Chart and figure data
++++++++++

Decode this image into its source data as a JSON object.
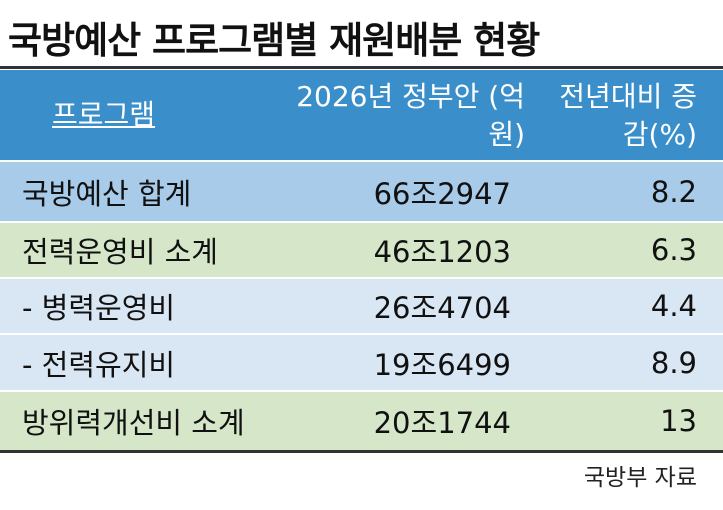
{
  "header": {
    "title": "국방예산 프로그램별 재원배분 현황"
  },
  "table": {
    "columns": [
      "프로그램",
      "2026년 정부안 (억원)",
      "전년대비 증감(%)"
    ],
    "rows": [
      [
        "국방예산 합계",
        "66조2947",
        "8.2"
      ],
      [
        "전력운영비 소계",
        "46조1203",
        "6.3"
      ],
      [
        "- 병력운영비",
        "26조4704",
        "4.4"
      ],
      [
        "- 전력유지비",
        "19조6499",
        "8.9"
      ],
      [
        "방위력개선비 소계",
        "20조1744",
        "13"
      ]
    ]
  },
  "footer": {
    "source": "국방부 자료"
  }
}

++++++++++

**DIRECTIVE:**
Without including any picture, retype the entries exactly.

**WORKED SOLUTION:**
Decode this image into its source data as a JSON object.
{
  "header": {
    "title": "국방예산 프로그램별 재원배분 현황"
  },
  "table": {
    "columns": [
      "프로그램",
      "2026년 정부안 (억원)",
      "전년대비 증감(%)"
    ],
    "rows": [
      [
        "국방예산 합계",
        "66조2947",
        "8.2"
      ],
      [
        "전력운영비 소계",
        "46조1203",
        "6.3"
      ],
      [
        "- 병력운영비",
        "26조4704",
        "4.4"
      ],
      [
        "- 전력유지비",
        "19조6499",
        "8.9"
      ],
      [
        "방위력개선비 소계",
        "20조1744",
        "13"
      ]
    ]
  },
  "footer": {
    "source": "국방부 자료"
  }
}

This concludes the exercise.